# 取り組む課題
**A)** RHEL 9.5に関する文章によると、RHEL 9.5が発表されたのはいつですか。
**B)** RHEL 9.5に関する文章のうち、「Differences in the」から始まり「RHEL9.5から追従リリースなので、基本的なアップデートには共通点が多いです。」で終わる部分を一字一句変えずに書き写してください。

# 提供テキスト
┄┄┄┄┄┄┄┄┄┄┄┄┄┄┄┄┄┄┄┄

RHEL 9.5リリースによる派生ディストリビューションの違い

Differences in the release of derivative distributions due to the release of RHEL 9.5

はじめに

2024年11月12日(現地時間)に、RHEL 9.5が発表されました。RHELをベースにしている主要な派生ディストリビューションがほぼ同時期にリリースされたので、今回のリリースでどのような違いがでているのかまとめました。
昨日の記事で、AlmaLinuxOS 9.5についてのレビューを書いていますので参考になれば幸いです。

リリースの特徴

これらのリリースノートを参考にしました。
https://docs.oracle.com/en/operating-systems/oracle-linux/9/relnotes9.5/
https://docs.rockylinux.org/release_notes/9_5/
https://wiki.almalinux.org/release-notes/9.5.html
RHEL9.5から追従リリースなので、基本的なアップデートには共通点が多いです。

共通点

  • GCC 11.5へのアップデート
  • Apache HTTP Server 2.4.62
  • Node.js 22の追加
  • GCC Toolset 14、LLVM Toolset 18.1.8、Rust Toolset 1.79.0、Go Toolset 1.22
  • Grafana 10.2.6
  • OpenSSL 3.2.2へのアップデート

Cockpit web consoleのファイル管理機能の追加(cockpit-filesパッケージ)

┄┄┄┄┄┄┄┄┄┄┄┄┄┄┄┄┄┄┄┄

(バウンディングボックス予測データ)
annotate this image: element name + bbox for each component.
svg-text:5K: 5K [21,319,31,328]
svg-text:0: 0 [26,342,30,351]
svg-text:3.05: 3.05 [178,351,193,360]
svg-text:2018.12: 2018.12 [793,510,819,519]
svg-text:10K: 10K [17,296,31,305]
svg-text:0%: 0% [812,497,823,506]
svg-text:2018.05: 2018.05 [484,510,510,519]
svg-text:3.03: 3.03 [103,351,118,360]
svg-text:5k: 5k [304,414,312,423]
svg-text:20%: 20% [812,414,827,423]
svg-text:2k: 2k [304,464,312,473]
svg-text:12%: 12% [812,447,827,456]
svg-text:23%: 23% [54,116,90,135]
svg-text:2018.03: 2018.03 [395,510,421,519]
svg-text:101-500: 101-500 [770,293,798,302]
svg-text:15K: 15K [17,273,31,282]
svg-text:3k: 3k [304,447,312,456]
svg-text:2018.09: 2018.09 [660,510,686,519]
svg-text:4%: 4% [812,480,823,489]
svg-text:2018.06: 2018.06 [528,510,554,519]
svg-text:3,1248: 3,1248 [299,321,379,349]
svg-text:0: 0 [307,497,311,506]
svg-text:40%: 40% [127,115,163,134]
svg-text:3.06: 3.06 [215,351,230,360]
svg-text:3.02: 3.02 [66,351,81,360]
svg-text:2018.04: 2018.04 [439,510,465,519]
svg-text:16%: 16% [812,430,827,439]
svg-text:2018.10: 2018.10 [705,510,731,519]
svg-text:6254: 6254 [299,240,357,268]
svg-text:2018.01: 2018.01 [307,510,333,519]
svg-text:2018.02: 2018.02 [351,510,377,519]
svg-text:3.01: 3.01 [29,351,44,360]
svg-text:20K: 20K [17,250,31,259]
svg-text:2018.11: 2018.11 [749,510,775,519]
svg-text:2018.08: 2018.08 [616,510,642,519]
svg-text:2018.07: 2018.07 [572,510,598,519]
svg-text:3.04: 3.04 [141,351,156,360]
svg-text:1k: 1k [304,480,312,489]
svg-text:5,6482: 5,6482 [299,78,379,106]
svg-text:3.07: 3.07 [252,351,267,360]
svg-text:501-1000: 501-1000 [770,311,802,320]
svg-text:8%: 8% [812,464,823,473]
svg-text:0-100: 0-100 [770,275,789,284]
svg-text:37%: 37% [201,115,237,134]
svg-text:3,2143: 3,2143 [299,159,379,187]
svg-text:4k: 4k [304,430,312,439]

┄┄┄┄┄┄┄┄┄┄┄┄┄┄┄┄┄┄┄┄

# 課題の解答
**A)** 2024年11月12日(現地時間)です。

**B)**
Differences in the release of derivative distributions due to the release of RHEL 9.5

はじめに

2024年11月12日(現地時間)に、RHEL 9.5が発表されました。RHELをベースにしている主要な派生ディストリビューションがほぼ同時期にリリースされたので、今回のリリースでどのような違いがでているのかまとめました。
昨日の記事で、AlmaLinuxOS 9.5についてのレビューを書いていますので参考になれば幸いです。

リリースの特徴

これらのリリースノートを参考にしました。
https://docs.oracle.com/en/operating-systems/oracle-linux/9/relnotes9.5/
https://docs.rockylinux.org/release_notes/9_5/
https://wiki.almalinux.org/release-notes/9.5.html
RHEL9.5から追従リリースなので、基本的なアップデートには共通点が多いです。